**原文:**
..........

実弾訓練コロナで中止 在沖海兵隊、移転先の北海道


この記事を書いた人 Avatar photo 田吹 遥子

 【東京】米軍基地での新型コロナウイルス感染拡大が、在沖海兵隊の訓練の本土移転にも影を落としている。防衛省は29日までに、海兵隊が8月に北海道の矢臼別演習場で予定していた155ミリりゅう弾砲の実弾射撃訓練を新型コロナの影響で中止すると発表した。この訓練は1996年の日米合意に基づき、キャンプ・ハンセンの「県道104号越え」射撃訓練を本土の陸上自衛隊演習場に分散する目的で続いてきたが、本年度はまだ行われていない。

..........

**データセット項目:**

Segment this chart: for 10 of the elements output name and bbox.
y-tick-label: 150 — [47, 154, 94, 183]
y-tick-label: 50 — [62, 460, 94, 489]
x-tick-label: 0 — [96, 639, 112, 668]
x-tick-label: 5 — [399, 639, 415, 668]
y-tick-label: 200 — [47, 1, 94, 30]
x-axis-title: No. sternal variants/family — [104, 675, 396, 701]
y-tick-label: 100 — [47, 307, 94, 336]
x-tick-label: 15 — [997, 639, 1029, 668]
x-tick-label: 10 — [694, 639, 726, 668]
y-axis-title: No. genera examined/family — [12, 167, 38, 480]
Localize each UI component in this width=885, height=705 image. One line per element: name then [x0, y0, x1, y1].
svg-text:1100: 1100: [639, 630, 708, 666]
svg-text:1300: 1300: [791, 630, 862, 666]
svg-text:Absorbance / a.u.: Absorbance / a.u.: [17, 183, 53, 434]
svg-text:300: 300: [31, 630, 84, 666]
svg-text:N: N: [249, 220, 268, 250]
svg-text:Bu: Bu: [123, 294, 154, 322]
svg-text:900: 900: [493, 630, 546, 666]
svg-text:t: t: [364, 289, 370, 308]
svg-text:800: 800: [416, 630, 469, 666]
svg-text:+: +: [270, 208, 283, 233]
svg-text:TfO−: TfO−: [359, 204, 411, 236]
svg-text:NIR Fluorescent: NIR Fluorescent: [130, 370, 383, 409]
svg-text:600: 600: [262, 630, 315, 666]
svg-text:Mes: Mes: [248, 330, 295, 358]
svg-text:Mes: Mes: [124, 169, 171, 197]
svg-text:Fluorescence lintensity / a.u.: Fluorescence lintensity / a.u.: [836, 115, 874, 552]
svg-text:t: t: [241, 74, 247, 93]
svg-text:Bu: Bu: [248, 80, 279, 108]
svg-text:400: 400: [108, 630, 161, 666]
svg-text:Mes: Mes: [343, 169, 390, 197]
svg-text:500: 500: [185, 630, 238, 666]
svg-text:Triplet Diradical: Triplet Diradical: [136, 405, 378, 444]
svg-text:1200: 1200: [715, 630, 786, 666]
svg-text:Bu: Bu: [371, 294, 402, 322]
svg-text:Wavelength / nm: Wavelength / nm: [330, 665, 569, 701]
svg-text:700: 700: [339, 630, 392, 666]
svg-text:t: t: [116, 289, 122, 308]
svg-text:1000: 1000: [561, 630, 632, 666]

..........

**練習問題:**
1. 原文の記事によると、海兵隊が8月に実弾射撃訓練を予定していた北海道の演習場はどこか。
2. 原文の「この記事を書いた人 Avatar photo」から「本年度はまだ行われていない。」までを一字一句そのまま書き写せ。

**設問別解答:**
1. 矢臼別演習場だ。

2.
この記事を書いた人 Avatar photo 田吹 遥子

 【東京】米軍基地での新型コロナウイルス感染拡大が、在沖海兵隊の訓練の本土移転にも影を落としている。防衛省は29日までに、海兵隊が8月に北海道の矢臼別演習場で予定していた155ミリりゅう弾砲の実弾射撃訓練を新型コロナの影響で中止すると発表した。この訓練は1996年の日米合意に基づき、キャンプ・ハンセンの「県道104号越え」射撃訓練を本土の陸上自衛隊演習場に分散する目的で続いてきたが、本年度はまだ行われていない。